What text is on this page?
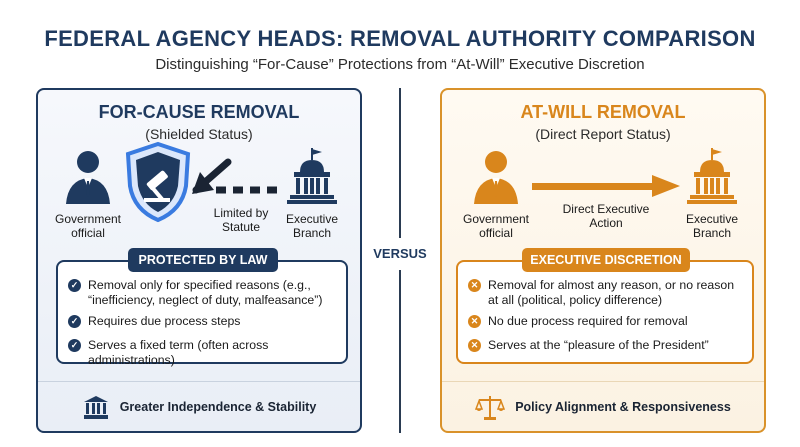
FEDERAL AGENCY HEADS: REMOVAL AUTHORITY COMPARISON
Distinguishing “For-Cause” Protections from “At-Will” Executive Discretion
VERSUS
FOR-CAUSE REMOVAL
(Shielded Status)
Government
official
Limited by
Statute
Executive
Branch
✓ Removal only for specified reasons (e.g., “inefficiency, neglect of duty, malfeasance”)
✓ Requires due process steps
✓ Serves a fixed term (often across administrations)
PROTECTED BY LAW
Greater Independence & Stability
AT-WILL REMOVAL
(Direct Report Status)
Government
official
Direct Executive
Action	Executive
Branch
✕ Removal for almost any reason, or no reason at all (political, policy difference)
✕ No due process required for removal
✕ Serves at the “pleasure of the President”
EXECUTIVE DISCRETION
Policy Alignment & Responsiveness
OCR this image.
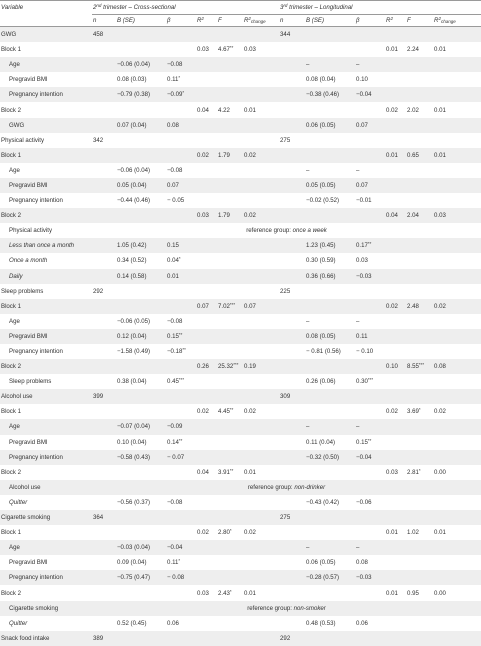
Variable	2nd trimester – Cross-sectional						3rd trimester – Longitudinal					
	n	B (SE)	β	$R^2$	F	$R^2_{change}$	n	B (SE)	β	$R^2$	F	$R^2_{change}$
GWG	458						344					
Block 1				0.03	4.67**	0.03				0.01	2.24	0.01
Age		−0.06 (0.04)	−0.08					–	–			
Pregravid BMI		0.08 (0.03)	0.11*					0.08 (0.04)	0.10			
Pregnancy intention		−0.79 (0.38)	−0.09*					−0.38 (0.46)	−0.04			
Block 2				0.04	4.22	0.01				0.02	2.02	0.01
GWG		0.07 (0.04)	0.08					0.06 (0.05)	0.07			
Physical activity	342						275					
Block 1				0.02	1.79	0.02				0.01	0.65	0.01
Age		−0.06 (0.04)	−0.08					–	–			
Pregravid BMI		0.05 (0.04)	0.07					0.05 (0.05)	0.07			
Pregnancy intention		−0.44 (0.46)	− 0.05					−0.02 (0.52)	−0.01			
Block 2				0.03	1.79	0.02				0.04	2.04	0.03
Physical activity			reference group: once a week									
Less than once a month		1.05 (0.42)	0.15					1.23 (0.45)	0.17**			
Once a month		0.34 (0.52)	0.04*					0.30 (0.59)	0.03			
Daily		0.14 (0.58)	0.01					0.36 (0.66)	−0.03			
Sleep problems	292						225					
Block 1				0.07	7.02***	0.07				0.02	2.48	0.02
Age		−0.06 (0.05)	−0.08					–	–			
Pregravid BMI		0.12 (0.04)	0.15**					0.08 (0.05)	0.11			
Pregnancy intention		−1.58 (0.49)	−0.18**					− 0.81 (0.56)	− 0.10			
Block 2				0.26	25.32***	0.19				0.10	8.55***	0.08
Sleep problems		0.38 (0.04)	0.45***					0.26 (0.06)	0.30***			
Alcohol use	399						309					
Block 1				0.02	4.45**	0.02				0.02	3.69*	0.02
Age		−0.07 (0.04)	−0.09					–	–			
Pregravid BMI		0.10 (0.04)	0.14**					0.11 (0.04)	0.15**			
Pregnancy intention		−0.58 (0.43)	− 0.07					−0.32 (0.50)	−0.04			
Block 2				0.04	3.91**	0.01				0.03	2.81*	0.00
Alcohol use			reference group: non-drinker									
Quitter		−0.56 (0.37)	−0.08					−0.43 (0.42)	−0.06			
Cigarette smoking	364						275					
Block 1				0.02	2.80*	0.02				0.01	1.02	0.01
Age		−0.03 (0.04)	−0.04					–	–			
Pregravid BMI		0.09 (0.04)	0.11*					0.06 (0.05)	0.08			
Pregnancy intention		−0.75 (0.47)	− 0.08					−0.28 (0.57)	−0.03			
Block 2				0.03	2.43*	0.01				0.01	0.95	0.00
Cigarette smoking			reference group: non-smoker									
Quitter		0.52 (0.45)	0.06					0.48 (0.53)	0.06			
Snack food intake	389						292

### Problem to solve:
Out of the material above, select every line that holds the string "activity".

### Completed task:
Physical activity	342						275					
Physical activity			reference group: once a week									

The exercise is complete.